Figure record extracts
↓↓↓
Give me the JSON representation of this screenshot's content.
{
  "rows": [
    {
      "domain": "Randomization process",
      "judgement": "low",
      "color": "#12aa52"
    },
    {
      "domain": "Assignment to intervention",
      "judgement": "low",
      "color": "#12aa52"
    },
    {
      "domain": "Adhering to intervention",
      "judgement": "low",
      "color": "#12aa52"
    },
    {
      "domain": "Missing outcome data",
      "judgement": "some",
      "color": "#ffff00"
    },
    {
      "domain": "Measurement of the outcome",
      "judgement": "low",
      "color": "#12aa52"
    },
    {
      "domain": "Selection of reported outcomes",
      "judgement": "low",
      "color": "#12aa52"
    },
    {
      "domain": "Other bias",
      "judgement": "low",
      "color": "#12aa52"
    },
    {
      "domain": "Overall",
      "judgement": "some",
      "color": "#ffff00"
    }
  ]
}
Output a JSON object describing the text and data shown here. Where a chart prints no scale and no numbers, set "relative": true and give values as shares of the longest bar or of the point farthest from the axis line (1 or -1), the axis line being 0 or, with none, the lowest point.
↑↑↑
↓↓↓
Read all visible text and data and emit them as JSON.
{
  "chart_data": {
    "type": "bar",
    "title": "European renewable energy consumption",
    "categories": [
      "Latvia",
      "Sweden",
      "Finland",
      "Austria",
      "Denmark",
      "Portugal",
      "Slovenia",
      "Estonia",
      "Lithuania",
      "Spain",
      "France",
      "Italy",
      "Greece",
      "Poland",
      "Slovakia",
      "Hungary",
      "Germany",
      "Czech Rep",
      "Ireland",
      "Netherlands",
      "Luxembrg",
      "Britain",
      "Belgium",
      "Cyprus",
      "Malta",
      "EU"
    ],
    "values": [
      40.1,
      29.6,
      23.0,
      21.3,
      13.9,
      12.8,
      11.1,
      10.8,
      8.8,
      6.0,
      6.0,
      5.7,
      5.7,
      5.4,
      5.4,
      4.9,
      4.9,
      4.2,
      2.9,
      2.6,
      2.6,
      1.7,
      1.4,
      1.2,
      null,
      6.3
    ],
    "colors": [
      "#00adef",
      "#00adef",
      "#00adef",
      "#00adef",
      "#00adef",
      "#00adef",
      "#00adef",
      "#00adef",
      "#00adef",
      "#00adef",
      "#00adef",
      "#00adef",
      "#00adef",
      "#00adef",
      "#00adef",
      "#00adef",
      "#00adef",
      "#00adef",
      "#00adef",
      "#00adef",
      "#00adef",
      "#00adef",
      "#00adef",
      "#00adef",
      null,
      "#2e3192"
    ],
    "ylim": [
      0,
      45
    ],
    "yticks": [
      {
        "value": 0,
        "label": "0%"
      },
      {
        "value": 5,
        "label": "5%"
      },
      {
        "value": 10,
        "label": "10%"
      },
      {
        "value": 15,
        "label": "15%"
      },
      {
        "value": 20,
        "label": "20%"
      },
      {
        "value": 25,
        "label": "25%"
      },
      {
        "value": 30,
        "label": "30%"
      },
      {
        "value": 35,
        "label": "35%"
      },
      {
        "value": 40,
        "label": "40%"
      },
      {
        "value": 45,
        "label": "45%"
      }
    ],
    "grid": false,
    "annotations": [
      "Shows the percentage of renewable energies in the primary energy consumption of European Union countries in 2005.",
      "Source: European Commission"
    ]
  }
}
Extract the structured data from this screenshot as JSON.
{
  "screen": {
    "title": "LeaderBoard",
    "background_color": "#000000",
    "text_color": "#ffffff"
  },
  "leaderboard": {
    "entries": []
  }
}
↑↑↑
### To do
Starting at the line that contains "Give me the", repeat each line exactly, and stop after the line that contains "Output a JSON".

### Solution to this exercise
Give me the JSON representation of this screenshot's content.
{
  "rows": [
    {
      "domain": "Randomization process",
      "judgement": "low",
      "color": "#12aa52"
    },
    {
      "domain": "Assignment to intervention",
      "judgement": "low",
      "color": "#12aa52"
    },
    {
      "domain": "Adhering to intervention",
      "judgement": "low",
      "color": "#12aa52"
    },
    {
      "domain": "Missing outcome data",
      "judgement": "some",
      "color": "#ffff00"
    },
    {
      "domain": "Measurement of the outcome",
      "judgement": "low",
      "color": "#12aa52"
    },
    {
      "domain": "Selection of reported outcomes",
      "judgement": "low",
      "color": "#12aa52"
    },
    {
      "domain": "Other bias",
      "judgement": "low",
      "color": "#12aa52"
    },
    {
      "domain": "Overall",
      "judgement": "some",
      "color": "#ffff00"
    }
  ]
}
Output a JSON object describing the text and data shown here. Where a chart prints no scale and no numbers, set "relative": true and give values as shares of the longest bar or of the point farthest from the axis line (1 or -1), the axis line being 0 or, with none, the lowest point.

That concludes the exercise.